===== SUPPLIED MATERIAL =====
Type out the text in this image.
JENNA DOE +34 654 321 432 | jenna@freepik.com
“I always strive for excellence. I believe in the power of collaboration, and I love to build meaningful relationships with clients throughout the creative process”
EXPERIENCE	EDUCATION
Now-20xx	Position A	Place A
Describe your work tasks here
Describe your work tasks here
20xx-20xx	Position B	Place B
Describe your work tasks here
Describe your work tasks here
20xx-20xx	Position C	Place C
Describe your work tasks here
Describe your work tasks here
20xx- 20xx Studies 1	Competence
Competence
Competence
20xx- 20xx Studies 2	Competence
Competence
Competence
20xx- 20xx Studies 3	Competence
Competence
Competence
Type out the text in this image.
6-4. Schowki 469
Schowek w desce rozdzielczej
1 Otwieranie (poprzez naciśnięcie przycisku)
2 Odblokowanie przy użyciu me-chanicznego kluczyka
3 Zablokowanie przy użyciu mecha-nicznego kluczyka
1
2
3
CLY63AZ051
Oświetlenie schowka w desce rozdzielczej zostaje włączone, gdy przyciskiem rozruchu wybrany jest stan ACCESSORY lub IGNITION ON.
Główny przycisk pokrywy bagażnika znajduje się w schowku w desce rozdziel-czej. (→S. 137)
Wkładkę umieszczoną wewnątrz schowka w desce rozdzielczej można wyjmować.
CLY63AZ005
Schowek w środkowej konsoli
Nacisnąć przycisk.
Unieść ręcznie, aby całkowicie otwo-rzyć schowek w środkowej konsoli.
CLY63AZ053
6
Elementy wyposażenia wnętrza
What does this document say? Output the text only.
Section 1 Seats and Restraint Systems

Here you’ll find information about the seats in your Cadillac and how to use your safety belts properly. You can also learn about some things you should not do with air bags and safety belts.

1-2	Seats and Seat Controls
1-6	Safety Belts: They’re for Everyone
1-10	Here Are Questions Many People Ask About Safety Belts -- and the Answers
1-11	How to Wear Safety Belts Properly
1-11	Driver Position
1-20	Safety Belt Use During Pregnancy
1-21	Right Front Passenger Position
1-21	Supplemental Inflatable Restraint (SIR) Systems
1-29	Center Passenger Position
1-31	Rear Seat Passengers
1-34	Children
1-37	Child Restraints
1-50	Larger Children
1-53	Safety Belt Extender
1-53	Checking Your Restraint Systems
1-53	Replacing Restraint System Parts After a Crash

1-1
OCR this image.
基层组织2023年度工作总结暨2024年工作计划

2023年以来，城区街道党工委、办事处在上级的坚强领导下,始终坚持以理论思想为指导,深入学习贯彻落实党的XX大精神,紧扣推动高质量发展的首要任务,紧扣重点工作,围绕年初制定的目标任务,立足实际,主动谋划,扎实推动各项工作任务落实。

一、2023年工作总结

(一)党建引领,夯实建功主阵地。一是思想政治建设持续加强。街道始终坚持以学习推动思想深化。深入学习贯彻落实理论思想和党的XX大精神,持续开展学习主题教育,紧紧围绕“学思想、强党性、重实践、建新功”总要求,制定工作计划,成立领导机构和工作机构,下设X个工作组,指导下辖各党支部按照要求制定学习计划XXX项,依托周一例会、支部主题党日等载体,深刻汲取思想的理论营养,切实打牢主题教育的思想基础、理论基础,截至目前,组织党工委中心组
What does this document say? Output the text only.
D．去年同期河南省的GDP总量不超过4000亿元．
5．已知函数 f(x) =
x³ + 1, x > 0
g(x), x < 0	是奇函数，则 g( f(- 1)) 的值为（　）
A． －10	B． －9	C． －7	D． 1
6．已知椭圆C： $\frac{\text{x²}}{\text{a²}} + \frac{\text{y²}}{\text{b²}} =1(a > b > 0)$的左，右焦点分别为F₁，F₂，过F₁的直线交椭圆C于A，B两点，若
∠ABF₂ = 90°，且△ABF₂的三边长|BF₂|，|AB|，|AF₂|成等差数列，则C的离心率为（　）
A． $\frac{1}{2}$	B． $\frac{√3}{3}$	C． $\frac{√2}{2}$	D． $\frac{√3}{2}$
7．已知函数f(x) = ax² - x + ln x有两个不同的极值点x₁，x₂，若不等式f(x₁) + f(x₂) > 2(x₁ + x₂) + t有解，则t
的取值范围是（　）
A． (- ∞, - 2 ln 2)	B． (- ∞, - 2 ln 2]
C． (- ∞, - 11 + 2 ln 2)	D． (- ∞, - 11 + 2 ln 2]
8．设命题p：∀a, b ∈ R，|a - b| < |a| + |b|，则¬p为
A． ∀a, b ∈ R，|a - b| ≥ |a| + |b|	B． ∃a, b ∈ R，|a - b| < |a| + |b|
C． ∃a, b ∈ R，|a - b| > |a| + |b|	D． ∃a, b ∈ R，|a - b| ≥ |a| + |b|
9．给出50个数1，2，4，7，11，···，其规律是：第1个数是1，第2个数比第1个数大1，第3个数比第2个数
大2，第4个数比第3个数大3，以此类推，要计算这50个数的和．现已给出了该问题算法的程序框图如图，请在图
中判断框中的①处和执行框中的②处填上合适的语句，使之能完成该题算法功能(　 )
=====
• [YOUR INSTRUCTIONS] Output the listing above exactly as it appears.

• [FULL RESPONSE]
Type out the text in this image.
JENNA DOE +34 654 321 432 | jenna@freepik.com
“I always strive for excellence. I believe in the power of collaboration, and I love to build meaningful relationships with clients throughout the creative process”
EXPERIENCE	EDUCATION
Now-20xx	Position A	Place A
Describe your work tasks here
Describe your work tasks here
20xx-20xx	Position B	Place B
Describe your work tasks here
Describe your work tasks here
20xx-20xx	Position C	Place C
Describe your work tasks here
Describe your work tasks here
20xx- 20xx Studies 1	Competence
Competence
Competence
20xx- 20xx Studies 2	Competence
Competence
Competence
20xx- 20xx Studies 3	Competence
Competence
Competence
Type out the text in this image.
6-4. Schowki 469
Schowek w desce rozdzielczej
1 Otwieranie (poprzez naciśnięcie przycisku)
2 Odblokowanie przy użyciu me-chanicznego kluczyka
3 Zablokowanie przy użyciu mecha-nicznego kluczyka
1
2
3
CLY63AZ051
Oświetlenie schowka w desce rozdzielczej zostaje włączone, gdy przyciskiem rozruchu wybrany jest stan ACCESSORY lub IGNITION ON.
Główny przycisk pokrywy bagażnika znajduje się w schowku w desce rozdziel-czej. (→S. 137)
Wkładkę umieszczoną wewnątrz schowka w desce rozdzielczej można wyjmować.
CLY63AZ005
Schowek w środkowej konsoli
Nacisnąć przycisk.
Unieść ręcznie, aby całkowicie otwo-rzyć schowek w środkowej konsoli.
CLY63AZ053
6
Elementy wyposażenia wnętrza
What does this document say? Output the text only.
Section 1 Seats and Restraint Systems

Here you’ll find information about the seats in your Cadillac and how to use your safety belts properly. You can also learn about some things you should not do with air bags and safety belts.

1-2	Seats and Seat Controls
1-6	Safety Belts: They’re for Everyone
1-10	Here Are Questions Many People Ask About Safety Belts -- and the Answers
1-11	How to Wear Safety Belts Properly
1-11	Driver Position
1-20	Safety Belt Use During Pregnancy
1-21	Right Front Passenger Position
1-21	Supplemental Inflatable Restraint (SIR) Systems
1-29	Center Passenger Position
1-31	Rear Seat Passengers
1-34	Children
1-37	Child Restraints
1-50	Larger Children
1-53	Safety Belt Extender
1-53	Checking Your Restraint Systems
1-53	Replacing Restraint System Parts After a Crash

1-1
OCR this image.
基层组织2023年度工作总结暨2024年工作计划

2023年以来，城区街道党工委、办事处在上级的坚强领导下,始终坚持以理论思想为指导,深入学习贯彻落实党的XX大精神,紧扣推动高质量发展的首要任务,紧扣重点工作,围绕年初制定的目标任务,立足实际,主动谋划,扎实推动各项工作任务落实。

一、2023年工作总结

(一)党建引领,夯实建功主阵地。一是思想政治建设持续加强。街道始终坚持以学习推动思想深化。深入学习贯彻落实理论思想和党的XX大精神,持续开展学习主题教育,紧紧围绕“学思想、强党性、重实践、建新功”总要求,制定工作计划,成立领导机构和工作机构,下设X个工作组,指导下辖各党支部按照要求制定学习计划XXX项,依托周一例会、支部主题党日等载体,深刻汲取思想的理论营养,切实打牢主题教育的思想基础、理论基础,截至目前,组织党工委中心组
What does this document say? Output the text only.
D．去年同期河南省的GDP总量不超过4000亿元．
5．已知函数 f(x) =
x³ + 1, x > 0
g(x), x < 0	是奇函数，则 g( f(- 1)) 的值为（　）
A． －10	B． －9	C． －7	D． 1
6．已知椭圆C： $\frac{\text{x²}}{\text{a²}} + \frac{\text{y²}}{\text{b²}} =1(a > b > 0)$的左，右焦点分别为F₁，F₂，过F₁的直线交椭圆C于A，B两点，若
∠ABF₂ = 90°，且△ABF₂的三边长|BF₂|，|AB|，|AF₂|成等差数列，则C的离心率为（　）
A． $\frac{1}{2}$	B． $\frac{√3}{3}$	C． $\frac{√2}{2}$	D． $\frac{√3}{2}$
7．已知函数f(x) = ax² - x + ln x有两个不同的极值点x₁，x₂，若不等式f(x₁) + f(x₂) > 2(x₁ + x₂) + t有解，则t
的取值范围是（　）
A． (- ∞, - 2 ln 2)	B． (- ∞, - 2 ln 2]
C． (- ∞, - 11 + 2 ln 2)	D． (- ∞, - 11 + 2 ln 2]
8．设命题p：∀a, b ∈ R，|a - b| < |a| + |b|，则¬p为
A． ∀a, b ∈ R，|a - b| ≥ |a| + |b|	B． ∃a, b ∈ R，|a - b| < |a| + |b|
C． ∃a, b ∈ R，|a - b| > |a| + |b|	D． ∃a, b ∈ R，|a - b| ≥ |a| + |b|
9．给出50个数1，2，4，7，11，···，其规律是：第1个数是1，第2个数比第1个数大1，第3个数比第2个数
大2，第4个数比第3个数大3，以此类推，要计算这50个数的和．现已给出了该问题算法的程序框图如图，请在图
中判断框中的①处和执行框中的②处填上合适的语句，使之能完成该题算法功能(　 )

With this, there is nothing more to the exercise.